:: Data in this exercise

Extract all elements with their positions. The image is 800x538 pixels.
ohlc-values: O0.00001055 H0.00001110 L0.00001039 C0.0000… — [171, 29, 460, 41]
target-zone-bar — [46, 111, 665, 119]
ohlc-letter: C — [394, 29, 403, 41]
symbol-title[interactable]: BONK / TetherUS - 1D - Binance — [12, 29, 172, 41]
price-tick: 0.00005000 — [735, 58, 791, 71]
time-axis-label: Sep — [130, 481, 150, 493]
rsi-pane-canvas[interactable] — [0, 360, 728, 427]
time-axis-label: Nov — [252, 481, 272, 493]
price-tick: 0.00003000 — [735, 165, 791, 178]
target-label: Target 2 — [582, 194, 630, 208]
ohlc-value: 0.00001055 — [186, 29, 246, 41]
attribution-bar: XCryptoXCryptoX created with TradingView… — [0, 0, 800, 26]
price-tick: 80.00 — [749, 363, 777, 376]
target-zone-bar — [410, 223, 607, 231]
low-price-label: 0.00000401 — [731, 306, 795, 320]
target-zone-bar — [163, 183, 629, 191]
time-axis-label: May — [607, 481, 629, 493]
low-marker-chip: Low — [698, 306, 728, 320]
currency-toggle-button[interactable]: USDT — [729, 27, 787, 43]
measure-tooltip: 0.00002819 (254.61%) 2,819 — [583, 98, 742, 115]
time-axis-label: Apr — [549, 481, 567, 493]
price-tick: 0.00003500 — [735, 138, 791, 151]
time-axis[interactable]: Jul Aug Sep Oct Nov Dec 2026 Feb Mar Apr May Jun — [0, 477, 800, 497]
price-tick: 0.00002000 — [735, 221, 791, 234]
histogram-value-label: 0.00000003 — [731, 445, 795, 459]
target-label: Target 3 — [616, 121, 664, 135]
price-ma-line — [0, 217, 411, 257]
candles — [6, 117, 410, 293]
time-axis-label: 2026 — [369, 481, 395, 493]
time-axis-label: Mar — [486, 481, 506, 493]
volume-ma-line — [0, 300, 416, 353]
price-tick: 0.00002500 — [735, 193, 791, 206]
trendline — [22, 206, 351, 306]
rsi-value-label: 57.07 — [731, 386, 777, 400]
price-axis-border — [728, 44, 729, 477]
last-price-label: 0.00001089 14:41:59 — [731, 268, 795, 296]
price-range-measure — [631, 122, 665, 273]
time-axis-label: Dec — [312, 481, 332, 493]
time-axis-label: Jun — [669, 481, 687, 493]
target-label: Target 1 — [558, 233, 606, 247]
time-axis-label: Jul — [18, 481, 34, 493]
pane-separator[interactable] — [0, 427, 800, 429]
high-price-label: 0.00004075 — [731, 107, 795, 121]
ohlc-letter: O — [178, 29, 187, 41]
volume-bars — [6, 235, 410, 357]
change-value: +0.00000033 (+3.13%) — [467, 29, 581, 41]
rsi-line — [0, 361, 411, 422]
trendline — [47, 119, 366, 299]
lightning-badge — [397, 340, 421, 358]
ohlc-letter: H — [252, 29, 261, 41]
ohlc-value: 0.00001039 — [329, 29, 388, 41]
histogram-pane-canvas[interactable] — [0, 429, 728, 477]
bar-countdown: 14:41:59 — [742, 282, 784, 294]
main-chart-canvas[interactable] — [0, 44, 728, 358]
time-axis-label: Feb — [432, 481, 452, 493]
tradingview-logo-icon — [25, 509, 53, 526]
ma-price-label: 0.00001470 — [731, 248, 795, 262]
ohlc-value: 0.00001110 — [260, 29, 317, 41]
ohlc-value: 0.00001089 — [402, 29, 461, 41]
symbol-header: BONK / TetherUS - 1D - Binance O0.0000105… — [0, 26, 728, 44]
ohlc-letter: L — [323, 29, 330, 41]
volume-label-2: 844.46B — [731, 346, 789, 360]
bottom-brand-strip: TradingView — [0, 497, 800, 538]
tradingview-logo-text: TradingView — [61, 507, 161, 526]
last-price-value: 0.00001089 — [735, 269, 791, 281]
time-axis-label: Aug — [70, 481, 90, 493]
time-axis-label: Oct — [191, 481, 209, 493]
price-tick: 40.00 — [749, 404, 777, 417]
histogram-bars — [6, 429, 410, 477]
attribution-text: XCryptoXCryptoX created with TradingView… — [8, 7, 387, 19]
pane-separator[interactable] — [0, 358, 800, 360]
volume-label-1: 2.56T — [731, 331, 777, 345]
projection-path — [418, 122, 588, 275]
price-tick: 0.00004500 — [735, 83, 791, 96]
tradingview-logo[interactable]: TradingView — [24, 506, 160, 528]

::::

### Set problem
Copy out every line of the items above with no changes.

### Task output
Extract all elements with their positions. The image is 800x538 pixels.
ohlc-values: O0.00001055 H0.00001110 L0.00001039 C0.0000… — [171, 29, 460, 41]
target-zone-bar — [46, 111, 665, 119]
ohlc-letter: C — [394, 29, 403, 41]
symbol-title[interactable]: BONK / TetherUS - 1D - Binance — [12, 29, 172, 41]
price-tick: 0.00005000 — [735, 58, 791, 71]
time-axis-label: Sep — [130, 481, 150, 493]
rsi-pane-canvas[interactable] — [0, 360, 728, 427]
time-axis-label: Nov — [252, 481, 272, 493]
price-tick: 0.00003000 — [735, 165, 791, 178]
target-label: Target 2 — [582, 194, 630, 208]
ohlc-value: 0.00001055 — [186, 29, 246, 41]
attribution-bar: XCryptoXCryptoX created with TradingView… — [0, 0, 800, 26]
price-tick: 80.00 — [749, 363, 777, 376]
target-zone-bar — [410, 223, 607, 231]
low-price-label: 0.00000401 — [731, 306, 795, 320]
target-zone-bar — [163, 183, 629, 191]
time-axis-label: May — [607, 481, 629, 493]
low-marker-chip: Low — [698, 306, 728, 320]
currency-toggle-button[interactable]: USDT — [729, 27, 787, 43]
measure-tooltip: 0.00002819 (254.61%) 2,819 — [583, 98, 742, 115]
time-axis-label: Apr — [549, 481, 567, 493]
price-tick: 0.00003500 — [735, 138, 791, 151]
time-axis[interactable]: Jul Aug Sep Oct Nov Dec 2026 Feb Mar Apr May Jun — [0, 477, 800, 497]
price-tick: 0.00002000 — [735, 221, 791, 234]
histogram-value-label: 0.00000003 — [731, 445, 795, 459]
target-label: Target 3 — [616, 121, 664, 135]
price-ma-line — [0, 217, 411, 257]
candles — [6, 117, 410, 293]
time-axis-label: 2026 — [369, 481, 395, 493]
time-axis-label: Mar — [486, 481, 506, 493]
volume-ma-line — [0, 300, 416, 353]
price-tick: 0.00002500 — [735, 193, 791, 206]
trendline — [22, 206, 351, 306]
rsi-value-label: 57.07 — [731, 386, 777, 400]
price-axis-border — [728, 44, 729, 477]
last-price-label: 0.00001089 14:41:59 — [731, 268, 795, 296]
price-range-measure — [631, 122, 665, 273]
time-axis-label: Dec — [312, 481, 332, 493]
time-axis-label: Jun — [669, 481, 687, 493]
target-label: Target 1 — [558, 233, 606, 247]
time-axis-label: Jul — [18, 481, 34, 493]
pane-separator[interactable] — [0, 427, 800, 429]
high-price-label: 0.00004075 — [731, 107, 795, 121]
ohlc-letter: O — [178, 29, 187, 41]
volume-bars — [6, 235, 410, 357]
change-value: +0.00000033 (+3.13%) — [467, 29, 581, 41]
rsi-line — [0, 361, 411, 422]
trendline — [47, 119, 366, 299]
lightning-badge — [397, 340, 421, 358]
ohlc-letter: H — [252, 29, 261, 41]
ohlc-value: 0.00001039 — [329, 29, 388, 41]
histogram-pane-canvas[interactable] — [0, 429, 728, 477]
bar-countdown: 14:41:59 — [742, 282, 784, 294]
main-chart-canvas[interactable] — [0, 44, 728, 358]
time-axis-label: Feb — [432, 481, 452, 493]
tradingview-logo-icon — [25, 509, 53, 526]
ma-price-label: 0.00001470 — [731, 248, 795, 262]
ohlc-value: 0.00001110 — [260, 29, 317, 41]
ohlc-value: 0.00001089 — [402, 29, 461, 41]
symbol-header: BONK / TetherUS - 1D - Binance O0.0000105… — [0, 26, 728, 44]
ohlc-letter: L — [323, 29, 330, 41]
volume-label-2: 844.46B — [731, 346, 789, 360]
bottom-brand-strip: TradingView — [0, 497, 800, 538]
tradingview-logo-text: TradingView — [61, 507, 161, 526]
last-price-value: 0.00001089 — [735, 269, 791, 281]
time-axis-label: Aug — [70, 481, 90, 493]
time-axis-label: Oct — [191, 481, 209, 493]
price-tick: 40.00 — [749, 404, 777, 417]
histogram-bars — [6, 429, 410, 477]
attribution-text: XCryptoXCryptoX created with TradingView… — [8, 7, 387, 19]
pane-separator[interactable] — [0, 358, 800, 360]
volume-label-1: 2.56T — [731, 331, 777, 345]
projection-path — [418, 122, 588, 275]
price-tick: 0.00004500 — [735, 83, 791, 96]
tradingview-logo[interactable]: TradingView — [24, 506, 160, 528]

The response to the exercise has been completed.